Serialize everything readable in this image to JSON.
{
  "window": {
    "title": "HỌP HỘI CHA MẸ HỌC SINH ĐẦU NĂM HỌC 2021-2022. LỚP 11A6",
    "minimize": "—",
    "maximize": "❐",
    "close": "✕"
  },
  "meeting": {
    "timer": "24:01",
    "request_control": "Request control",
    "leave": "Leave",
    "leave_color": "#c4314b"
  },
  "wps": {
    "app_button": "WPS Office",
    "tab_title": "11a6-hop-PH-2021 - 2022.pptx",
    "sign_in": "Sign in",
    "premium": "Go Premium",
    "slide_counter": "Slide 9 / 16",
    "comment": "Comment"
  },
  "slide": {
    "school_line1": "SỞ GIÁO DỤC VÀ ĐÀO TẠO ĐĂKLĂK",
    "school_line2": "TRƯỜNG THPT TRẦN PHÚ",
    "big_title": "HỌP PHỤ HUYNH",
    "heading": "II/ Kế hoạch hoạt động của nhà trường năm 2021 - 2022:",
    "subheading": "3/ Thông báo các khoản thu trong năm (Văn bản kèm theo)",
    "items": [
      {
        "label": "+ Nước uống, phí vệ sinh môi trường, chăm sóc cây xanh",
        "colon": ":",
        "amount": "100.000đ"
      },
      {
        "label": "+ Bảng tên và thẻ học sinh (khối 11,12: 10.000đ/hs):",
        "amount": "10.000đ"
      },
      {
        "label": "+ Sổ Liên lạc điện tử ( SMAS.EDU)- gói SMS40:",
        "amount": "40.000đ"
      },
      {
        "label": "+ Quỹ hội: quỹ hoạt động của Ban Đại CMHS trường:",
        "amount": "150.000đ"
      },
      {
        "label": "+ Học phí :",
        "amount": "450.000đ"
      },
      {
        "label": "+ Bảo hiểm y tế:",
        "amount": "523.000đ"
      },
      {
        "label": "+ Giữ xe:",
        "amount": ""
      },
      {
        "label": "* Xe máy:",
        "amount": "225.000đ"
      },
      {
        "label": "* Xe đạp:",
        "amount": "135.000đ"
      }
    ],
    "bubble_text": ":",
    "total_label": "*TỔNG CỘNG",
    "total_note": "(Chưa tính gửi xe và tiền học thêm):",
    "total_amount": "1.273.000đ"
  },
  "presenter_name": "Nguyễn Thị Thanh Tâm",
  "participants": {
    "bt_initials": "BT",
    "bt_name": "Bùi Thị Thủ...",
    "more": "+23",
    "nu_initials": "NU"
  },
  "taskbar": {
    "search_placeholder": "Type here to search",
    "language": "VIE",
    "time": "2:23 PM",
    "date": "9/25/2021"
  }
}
######
__Goal__. In the listing above, find the lines holding the word "động" and copy them.

__Task output__.
    "heading": "II/ Kế hoạch hoạt động của nhà trường năm 2021 - 2022:",
        "label": "+ Quỹ hội: quỹ hoạt động của Ban Đại CMHS trường:",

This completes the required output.